The Last Ship, Festival Theatre, Review

Submitted by Erin Roche on Wed, 13 Jun '18 7.35pm
Rating (out of 5)
Show details
Karl Sydow & Kathryn Schenker in association with Northern Stage
Sting (Music and Lyrics), Lorne Campbell (Director and Book Writer), 59 Productions (Designer), Rob Mathes (Orchestrator), Richard John (Musical Director), Sebastian Frost (Sound Designer), Matt Daw (Lighting Designer), Lucy Hind (Movement Director), Molly Einchcomb (Costume Designer), Selma Dimitrijevic (Dramaturg), Jake Smith (Associate Director), Sam Sommerfeld (Associate Musical Director), Jenkins McShane Casting CDG (Casting), Bethan Clark of RC Annie LTD (Fight Director), Helen Ashton (Voice), John Logan & Brian Yorkley (Original Book), Russ Spencer (Company Manager), Christian Bawtree (Technical Stage Manager), Martin Hinkins (Deputy Stage Manager), Rose Burston (Assistant Stage Manager), Pete Kramer (Production Manager), Verity Sadler (Costume Surpervisor)
Richard Fleeshman (Gideon Fletcher), Penelope Woodman (Peggy White), Joe McGann (Jackie White), Frances McNamee (Meg Dawson), Michael Blair (Yard Worker), Joe Caffrey (Billy Thompson), Matt Corner (Young Gideon and Yard Worker), Susan Fay (On-Stage Swing), Marvin Ford (Ferryman and Yard Worker), Orla Gormley (Cathleen and Yard Worker), Annie Grace (Mrs Dees), Sean Kearns (Freddy Newlands and Old Joe), Katie Moore (Ellen Dawson), Charlie Richmond (Adrian Sanderson), Parisa Shahmir (Young Meg), Kevin Wathen (Davey Harrison), James William-Pattison (Yard Worker and On-Stage Swing), Penelope Woodman (Baroness Tynedale), Michael McAuley (Melodeon), Carl Orr (Guitar), Don Richardson (Bass), Eryl Roberts (Percussion), Sally Simpson (Violin)
Running time

Sea shanties and Celtic folk orchestrate Sting’s inspiring debut musical, The Last Ship, which sings the plight of the working class of Newcastle upon Tyne during the end of the region’s shipbuilding industry. This UK tour polishes the piece up from its original 2014 debut in Chicago, bringing this hometown tribute back to its roots here in Britain.

Taken from his concept album, The Soul Cages, Sting has written a musical about the men and women who built a town's industrial history on their backs. Taking a firm oppositional stance to Thatcher-era economics, the book and lyrics centering around blue-collar hard work and protest hold a Billy Elliot-esque flair, especially as shipyard owner Freddy Newlands warns the workers against “making the same mistake as the miners.”

The central theme of the musical revolves around the ship Utopia, that's not yet complete. The visiting Governmnent Minister, Baroness Tynedale, reveals that the shipyard is to be closed and that they propose to scrap the ship for parts, keeping on a small number of workers for disassembly. The workers are uproarious in their protest.

################

▶ [GIVEN EXERCISE 1]: Update a passage of The Last Ship review: start at the words "Running time", stop after "here in Britain.", and put "Toronto" in place of "Chicago".
▶ [GIVEN EXERCISE 2]: Write the next part of The Last Ship review, following on from its final sentence.

▶ [GIVEN RECORDS]:
################

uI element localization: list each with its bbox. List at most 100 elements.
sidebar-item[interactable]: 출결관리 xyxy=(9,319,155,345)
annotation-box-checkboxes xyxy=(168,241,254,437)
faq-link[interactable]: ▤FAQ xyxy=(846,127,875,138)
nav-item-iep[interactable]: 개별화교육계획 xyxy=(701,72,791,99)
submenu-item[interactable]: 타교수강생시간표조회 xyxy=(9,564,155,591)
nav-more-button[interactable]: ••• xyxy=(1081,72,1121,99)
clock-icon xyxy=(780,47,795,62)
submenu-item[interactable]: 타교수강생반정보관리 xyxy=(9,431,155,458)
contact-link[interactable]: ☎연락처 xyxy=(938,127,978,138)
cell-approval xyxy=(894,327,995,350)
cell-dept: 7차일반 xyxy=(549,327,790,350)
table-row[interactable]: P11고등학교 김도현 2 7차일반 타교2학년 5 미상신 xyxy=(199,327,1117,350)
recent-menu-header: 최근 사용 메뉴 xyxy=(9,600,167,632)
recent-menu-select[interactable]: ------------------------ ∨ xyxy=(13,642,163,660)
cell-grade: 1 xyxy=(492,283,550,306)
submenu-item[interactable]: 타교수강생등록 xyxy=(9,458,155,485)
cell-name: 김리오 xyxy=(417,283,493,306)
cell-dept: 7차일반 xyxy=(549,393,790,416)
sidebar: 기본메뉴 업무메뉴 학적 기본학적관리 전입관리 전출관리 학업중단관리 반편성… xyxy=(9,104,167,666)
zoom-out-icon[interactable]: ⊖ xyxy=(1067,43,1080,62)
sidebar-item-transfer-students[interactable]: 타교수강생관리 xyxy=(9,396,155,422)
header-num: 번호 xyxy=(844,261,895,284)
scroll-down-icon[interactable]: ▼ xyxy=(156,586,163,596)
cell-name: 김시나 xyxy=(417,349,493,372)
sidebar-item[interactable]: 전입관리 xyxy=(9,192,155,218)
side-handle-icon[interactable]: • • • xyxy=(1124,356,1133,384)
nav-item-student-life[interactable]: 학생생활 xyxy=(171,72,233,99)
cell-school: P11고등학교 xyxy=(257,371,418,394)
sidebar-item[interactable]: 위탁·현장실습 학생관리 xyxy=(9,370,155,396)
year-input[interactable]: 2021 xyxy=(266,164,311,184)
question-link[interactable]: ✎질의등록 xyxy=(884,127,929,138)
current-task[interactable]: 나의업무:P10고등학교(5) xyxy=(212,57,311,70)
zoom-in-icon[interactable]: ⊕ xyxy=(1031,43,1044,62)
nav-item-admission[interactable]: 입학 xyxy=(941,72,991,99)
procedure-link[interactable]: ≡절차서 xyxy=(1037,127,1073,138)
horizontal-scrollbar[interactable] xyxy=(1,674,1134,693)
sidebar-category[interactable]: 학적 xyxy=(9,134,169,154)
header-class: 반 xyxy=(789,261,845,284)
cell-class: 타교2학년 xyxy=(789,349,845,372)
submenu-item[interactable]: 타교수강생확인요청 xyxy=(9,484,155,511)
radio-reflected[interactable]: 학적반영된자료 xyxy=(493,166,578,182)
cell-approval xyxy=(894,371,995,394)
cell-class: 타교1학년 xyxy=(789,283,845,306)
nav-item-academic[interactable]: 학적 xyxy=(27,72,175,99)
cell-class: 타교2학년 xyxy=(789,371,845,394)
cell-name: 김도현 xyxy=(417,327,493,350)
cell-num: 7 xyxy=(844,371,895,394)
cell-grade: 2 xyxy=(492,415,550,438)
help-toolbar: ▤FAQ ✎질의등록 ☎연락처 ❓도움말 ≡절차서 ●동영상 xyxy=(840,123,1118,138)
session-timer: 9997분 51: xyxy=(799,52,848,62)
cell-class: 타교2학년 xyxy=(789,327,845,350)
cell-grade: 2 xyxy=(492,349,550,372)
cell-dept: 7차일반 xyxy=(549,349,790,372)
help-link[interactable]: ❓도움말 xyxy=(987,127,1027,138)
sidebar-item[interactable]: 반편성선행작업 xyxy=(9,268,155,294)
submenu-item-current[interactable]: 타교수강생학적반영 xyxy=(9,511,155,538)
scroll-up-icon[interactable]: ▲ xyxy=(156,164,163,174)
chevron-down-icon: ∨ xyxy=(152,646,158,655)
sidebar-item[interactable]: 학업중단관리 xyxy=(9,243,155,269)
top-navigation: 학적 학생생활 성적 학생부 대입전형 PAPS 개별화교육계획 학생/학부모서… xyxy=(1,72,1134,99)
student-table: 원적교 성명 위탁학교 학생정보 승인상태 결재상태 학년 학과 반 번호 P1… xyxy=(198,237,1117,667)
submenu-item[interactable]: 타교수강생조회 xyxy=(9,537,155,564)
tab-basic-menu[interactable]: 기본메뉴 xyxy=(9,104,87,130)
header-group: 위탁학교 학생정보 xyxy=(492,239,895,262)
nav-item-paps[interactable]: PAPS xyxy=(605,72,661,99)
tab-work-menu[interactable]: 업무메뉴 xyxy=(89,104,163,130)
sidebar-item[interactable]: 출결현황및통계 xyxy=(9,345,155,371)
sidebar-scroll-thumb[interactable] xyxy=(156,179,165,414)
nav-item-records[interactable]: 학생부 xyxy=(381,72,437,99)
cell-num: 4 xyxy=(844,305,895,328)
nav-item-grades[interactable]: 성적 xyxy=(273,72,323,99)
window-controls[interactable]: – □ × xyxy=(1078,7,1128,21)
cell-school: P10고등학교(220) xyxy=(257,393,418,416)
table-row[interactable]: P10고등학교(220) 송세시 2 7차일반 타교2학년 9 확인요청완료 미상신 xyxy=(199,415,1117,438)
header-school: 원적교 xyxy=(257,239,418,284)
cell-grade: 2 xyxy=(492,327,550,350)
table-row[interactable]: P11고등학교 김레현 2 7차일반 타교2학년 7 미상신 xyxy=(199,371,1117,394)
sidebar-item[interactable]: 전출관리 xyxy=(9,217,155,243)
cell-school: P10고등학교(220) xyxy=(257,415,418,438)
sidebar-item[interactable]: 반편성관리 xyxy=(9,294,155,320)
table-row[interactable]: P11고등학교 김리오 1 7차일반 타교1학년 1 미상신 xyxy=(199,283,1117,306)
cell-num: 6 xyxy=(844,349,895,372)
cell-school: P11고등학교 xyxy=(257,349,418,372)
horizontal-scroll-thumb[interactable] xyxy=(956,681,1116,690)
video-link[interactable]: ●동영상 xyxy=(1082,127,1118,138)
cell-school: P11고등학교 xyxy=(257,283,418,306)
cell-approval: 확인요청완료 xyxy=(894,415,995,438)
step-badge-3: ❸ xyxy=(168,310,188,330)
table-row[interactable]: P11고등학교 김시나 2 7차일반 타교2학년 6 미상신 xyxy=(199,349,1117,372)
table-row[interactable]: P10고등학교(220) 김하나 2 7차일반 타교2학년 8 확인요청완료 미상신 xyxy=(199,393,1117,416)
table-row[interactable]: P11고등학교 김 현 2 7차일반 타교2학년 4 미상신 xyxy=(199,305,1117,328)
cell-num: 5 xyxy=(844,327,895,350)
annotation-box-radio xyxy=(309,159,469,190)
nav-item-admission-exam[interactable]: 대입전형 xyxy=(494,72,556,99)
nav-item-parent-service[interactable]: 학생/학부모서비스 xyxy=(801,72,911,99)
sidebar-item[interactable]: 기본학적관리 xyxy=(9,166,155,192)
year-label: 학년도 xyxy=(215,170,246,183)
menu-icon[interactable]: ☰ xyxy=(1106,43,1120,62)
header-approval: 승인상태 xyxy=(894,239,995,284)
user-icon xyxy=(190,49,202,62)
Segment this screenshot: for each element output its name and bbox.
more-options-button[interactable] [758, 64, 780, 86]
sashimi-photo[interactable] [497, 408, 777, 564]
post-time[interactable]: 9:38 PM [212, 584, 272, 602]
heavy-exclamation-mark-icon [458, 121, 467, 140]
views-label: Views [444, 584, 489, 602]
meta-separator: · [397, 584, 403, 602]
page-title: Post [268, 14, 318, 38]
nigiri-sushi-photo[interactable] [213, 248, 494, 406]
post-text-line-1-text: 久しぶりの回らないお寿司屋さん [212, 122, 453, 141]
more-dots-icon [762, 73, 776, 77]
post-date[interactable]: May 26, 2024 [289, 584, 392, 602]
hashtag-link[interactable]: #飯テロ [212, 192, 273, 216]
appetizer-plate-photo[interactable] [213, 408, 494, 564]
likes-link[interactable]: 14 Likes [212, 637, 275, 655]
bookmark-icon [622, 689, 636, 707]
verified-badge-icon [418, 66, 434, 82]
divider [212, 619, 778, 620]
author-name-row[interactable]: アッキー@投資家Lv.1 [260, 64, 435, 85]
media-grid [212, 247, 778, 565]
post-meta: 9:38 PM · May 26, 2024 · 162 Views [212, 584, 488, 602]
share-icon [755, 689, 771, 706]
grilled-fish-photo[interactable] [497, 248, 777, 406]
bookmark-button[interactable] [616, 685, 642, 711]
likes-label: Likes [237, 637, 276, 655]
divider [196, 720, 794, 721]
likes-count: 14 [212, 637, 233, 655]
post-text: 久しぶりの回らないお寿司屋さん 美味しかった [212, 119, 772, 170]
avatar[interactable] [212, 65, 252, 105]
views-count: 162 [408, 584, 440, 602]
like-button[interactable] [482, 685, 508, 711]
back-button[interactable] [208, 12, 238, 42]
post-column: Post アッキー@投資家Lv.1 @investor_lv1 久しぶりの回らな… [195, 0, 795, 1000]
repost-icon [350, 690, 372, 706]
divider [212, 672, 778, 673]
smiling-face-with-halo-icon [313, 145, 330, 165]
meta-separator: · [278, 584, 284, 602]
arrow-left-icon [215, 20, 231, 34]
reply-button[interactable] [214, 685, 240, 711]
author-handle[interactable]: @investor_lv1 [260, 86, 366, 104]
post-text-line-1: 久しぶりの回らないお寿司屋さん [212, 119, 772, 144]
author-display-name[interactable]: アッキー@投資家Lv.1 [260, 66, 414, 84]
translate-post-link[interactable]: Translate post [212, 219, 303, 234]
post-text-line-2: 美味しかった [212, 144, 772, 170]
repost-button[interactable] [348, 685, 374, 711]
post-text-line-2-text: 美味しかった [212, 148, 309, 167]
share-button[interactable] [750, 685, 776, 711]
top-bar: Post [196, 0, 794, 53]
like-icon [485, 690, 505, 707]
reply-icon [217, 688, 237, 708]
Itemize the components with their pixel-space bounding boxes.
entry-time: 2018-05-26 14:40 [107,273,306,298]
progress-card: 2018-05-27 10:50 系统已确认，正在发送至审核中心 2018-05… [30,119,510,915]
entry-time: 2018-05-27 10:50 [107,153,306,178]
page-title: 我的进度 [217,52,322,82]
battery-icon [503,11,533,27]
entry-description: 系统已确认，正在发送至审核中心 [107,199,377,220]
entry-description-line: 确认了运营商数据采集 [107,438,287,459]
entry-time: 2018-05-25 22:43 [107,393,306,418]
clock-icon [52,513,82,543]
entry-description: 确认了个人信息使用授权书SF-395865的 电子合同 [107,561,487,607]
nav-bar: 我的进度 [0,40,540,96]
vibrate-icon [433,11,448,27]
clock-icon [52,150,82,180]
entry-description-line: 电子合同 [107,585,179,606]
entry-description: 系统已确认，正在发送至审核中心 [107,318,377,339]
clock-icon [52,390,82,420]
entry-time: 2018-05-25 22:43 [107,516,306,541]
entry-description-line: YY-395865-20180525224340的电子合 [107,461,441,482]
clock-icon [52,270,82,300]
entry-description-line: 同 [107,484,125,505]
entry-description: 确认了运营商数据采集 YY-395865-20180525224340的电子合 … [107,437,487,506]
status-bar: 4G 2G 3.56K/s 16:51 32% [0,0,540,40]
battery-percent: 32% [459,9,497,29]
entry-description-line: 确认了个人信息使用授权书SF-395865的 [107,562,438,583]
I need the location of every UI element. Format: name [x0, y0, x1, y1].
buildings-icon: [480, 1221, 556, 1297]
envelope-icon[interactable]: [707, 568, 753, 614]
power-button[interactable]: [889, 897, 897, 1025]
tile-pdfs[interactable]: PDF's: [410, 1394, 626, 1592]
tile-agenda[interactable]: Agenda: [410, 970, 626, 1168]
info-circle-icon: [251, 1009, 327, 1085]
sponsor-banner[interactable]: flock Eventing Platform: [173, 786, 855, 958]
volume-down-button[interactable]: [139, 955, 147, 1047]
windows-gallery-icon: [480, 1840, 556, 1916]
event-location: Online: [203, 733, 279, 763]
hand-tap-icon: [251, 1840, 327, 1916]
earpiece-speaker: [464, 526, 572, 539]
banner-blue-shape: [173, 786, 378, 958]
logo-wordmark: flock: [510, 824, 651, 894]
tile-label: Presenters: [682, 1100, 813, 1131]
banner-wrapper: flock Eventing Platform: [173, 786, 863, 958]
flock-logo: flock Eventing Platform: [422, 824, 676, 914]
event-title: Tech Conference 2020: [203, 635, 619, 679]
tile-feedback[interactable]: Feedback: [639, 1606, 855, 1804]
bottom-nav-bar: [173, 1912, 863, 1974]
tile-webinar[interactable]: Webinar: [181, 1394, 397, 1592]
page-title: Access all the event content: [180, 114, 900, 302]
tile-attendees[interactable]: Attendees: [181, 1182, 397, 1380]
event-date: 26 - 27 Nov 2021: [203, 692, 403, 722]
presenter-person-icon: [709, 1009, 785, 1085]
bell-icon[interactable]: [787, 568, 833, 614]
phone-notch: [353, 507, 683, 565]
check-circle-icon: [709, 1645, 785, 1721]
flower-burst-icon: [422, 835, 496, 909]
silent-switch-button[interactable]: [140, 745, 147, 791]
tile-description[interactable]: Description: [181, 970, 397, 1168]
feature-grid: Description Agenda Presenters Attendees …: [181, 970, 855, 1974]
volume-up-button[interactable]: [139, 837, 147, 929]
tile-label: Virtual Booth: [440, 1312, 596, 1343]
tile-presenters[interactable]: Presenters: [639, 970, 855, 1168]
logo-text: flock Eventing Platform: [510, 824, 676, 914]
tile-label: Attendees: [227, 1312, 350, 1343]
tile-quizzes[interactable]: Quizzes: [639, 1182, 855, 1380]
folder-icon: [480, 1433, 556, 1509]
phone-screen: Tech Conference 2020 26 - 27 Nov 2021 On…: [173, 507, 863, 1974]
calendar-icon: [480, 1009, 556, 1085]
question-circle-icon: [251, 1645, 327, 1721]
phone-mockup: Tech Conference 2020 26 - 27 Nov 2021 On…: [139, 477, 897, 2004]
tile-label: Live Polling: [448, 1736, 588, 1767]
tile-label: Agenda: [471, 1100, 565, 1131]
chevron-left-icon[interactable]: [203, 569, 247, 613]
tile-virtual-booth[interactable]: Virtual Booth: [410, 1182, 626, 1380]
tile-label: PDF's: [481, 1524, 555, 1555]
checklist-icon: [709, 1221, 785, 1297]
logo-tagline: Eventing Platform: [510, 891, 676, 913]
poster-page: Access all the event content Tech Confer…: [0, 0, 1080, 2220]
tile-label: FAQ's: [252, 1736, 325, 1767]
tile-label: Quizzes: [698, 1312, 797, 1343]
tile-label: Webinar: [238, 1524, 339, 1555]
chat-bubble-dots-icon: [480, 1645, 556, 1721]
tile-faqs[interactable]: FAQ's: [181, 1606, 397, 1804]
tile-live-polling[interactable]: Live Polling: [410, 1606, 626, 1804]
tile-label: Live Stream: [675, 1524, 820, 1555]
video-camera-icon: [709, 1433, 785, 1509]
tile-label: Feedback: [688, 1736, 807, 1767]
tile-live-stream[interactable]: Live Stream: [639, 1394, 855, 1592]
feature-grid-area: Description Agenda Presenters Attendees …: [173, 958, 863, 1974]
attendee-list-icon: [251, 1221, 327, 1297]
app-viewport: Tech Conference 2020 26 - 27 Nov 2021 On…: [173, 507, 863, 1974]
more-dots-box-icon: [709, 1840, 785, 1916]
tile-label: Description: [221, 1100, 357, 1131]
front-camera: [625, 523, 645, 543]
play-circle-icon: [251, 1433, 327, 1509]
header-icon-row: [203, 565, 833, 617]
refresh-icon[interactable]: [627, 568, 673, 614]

################

▶ [FINAL RESULT 1]:
Running time

Sea shanties and Celtic folk orchestrate Sting’s inspiring debut musical, The Last Ship, which sings the plight of the working class of Newcastle upon Tyne during the end of the region’s shipbuilding industry. This UK tour polishes the piece up from its original 2014 debut in Toronto, bringing this hometown tribute back to its roots here in Britain.

▶ [FINAL RESULT 2]:
Simultaneously, Gideon Fletcher has returned to the home he left 17 years ago only to find his high school sweetheart Meg Dawson more than disenchanted by his broken promises of returning. Life in the shipyard was a fate he became a sailor to escape, and now, upon his return, he finds that life and the fabric of this town are crumbling around him as he tries to salvage his relationship with Meg and with the daughter he didn’t know they had.

The throngs of shipbuilders make a chorally-striking thread throughout The Last Ship, the harmonies breathtaking and the songs memorable. The orchestration shines, especially alongside the set design by 59 Productions: projections and vaulted steel-structures take you from ship to sea to star-gazing, at times ominous and at other times beautifully impressive.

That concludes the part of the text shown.